Given exercise. Find every line in the records below that contains the word "environments", and copy each such line.

____

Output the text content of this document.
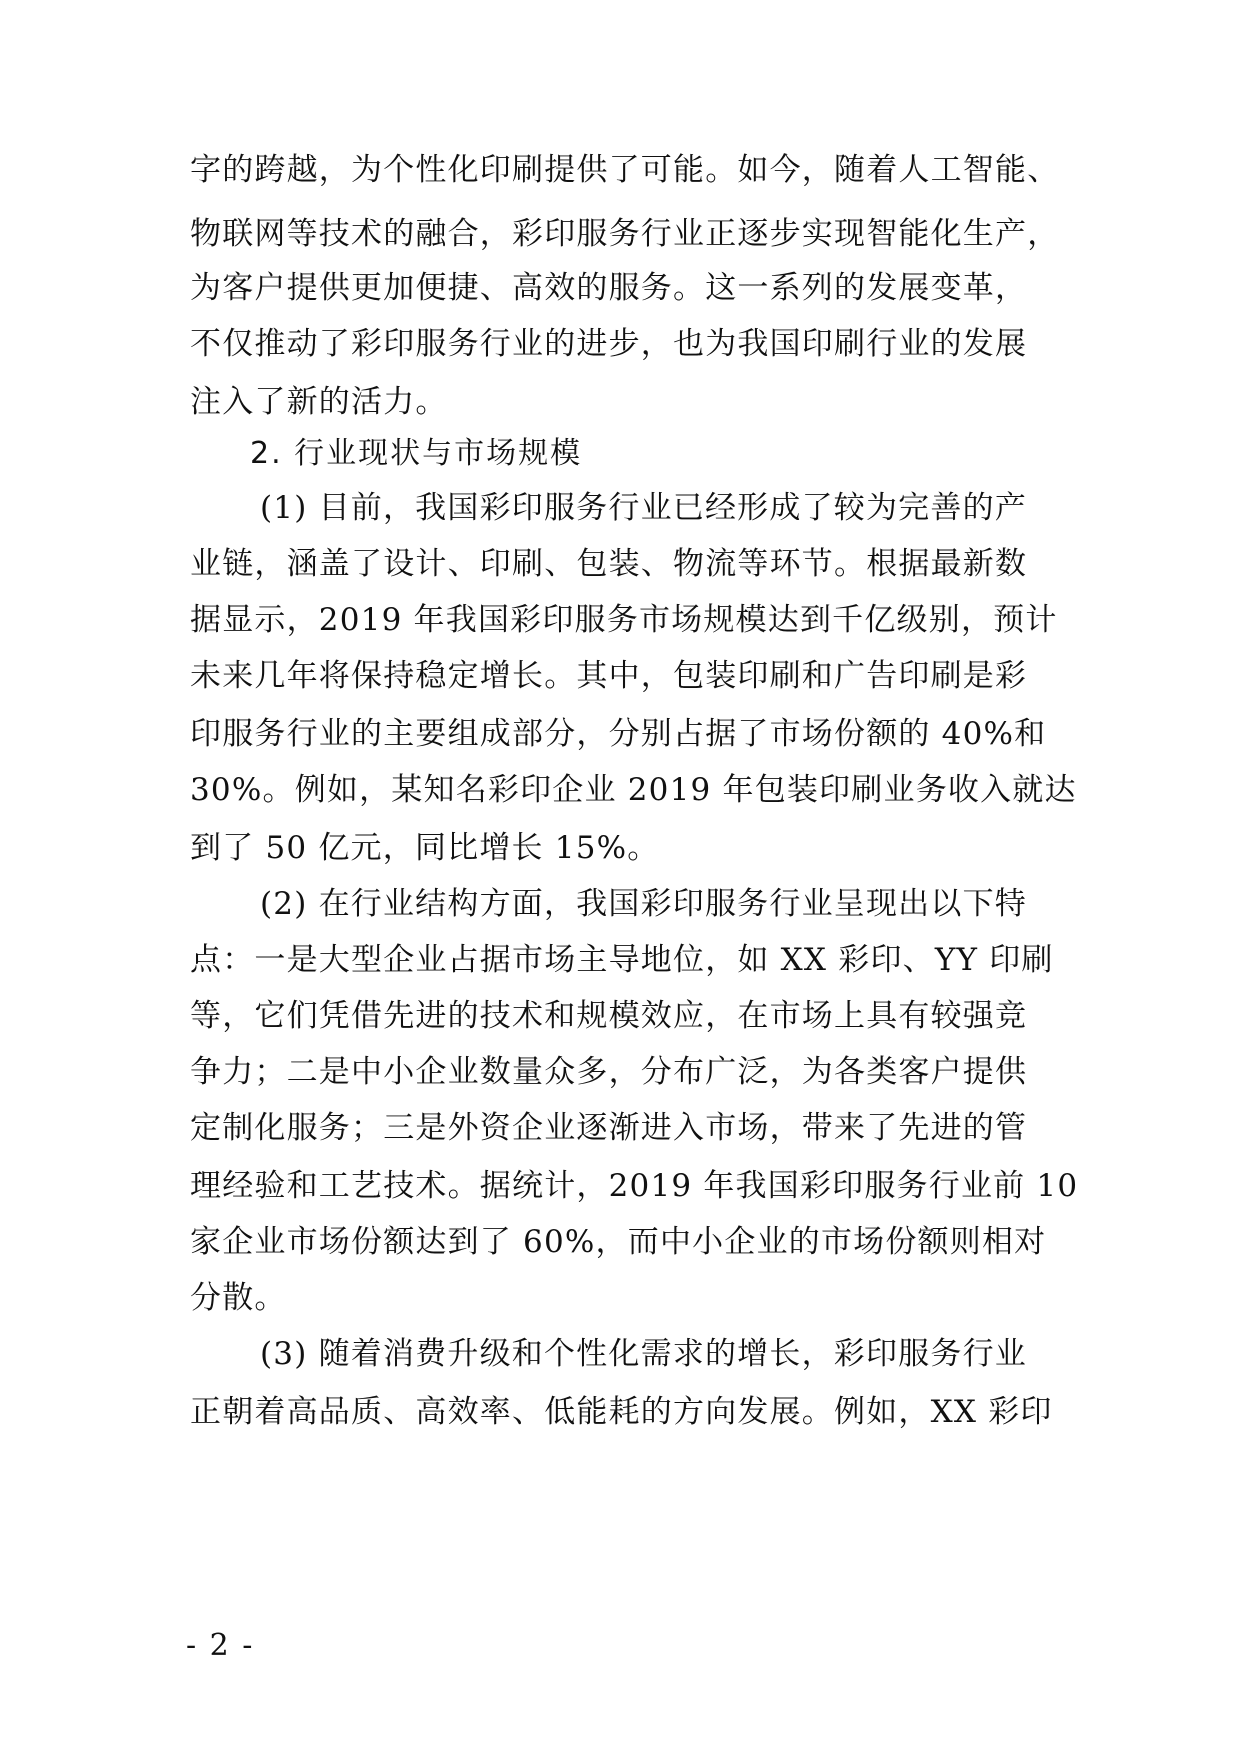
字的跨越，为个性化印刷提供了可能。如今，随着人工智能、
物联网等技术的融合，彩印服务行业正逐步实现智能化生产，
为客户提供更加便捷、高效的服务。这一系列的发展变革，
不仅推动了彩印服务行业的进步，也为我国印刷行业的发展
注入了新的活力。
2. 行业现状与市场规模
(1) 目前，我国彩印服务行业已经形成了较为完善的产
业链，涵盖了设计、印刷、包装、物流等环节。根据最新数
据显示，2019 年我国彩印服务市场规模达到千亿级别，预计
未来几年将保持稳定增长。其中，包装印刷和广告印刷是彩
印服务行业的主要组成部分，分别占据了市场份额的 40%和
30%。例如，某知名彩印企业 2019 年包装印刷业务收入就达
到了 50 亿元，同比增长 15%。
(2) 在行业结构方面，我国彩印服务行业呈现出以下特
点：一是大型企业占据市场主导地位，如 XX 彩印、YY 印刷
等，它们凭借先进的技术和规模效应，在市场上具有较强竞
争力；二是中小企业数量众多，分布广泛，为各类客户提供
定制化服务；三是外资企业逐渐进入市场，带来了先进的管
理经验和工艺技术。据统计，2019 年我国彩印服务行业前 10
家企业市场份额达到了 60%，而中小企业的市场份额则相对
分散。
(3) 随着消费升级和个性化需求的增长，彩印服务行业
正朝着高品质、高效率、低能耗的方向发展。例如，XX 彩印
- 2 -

____

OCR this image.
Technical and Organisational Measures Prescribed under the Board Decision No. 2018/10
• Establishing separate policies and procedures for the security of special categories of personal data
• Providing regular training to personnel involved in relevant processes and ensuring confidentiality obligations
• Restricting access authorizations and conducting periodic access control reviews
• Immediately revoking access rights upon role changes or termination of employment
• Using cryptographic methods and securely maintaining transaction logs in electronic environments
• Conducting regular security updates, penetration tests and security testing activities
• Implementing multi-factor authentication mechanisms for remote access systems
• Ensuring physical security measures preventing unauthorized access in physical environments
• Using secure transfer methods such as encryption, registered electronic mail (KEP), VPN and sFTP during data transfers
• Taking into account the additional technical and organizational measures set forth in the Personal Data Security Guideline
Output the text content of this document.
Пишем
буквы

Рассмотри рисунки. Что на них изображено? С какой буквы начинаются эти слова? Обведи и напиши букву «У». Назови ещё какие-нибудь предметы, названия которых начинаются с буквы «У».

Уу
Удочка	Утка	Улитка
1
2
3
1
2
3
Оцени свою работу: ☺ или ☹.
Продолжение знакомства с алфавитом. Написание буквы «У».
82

____

Output.
• Using cryptographic methods and securely maintaining transaction logs in electronic environments
• Ensuring physical security measures preventing unauthorized access in physical environments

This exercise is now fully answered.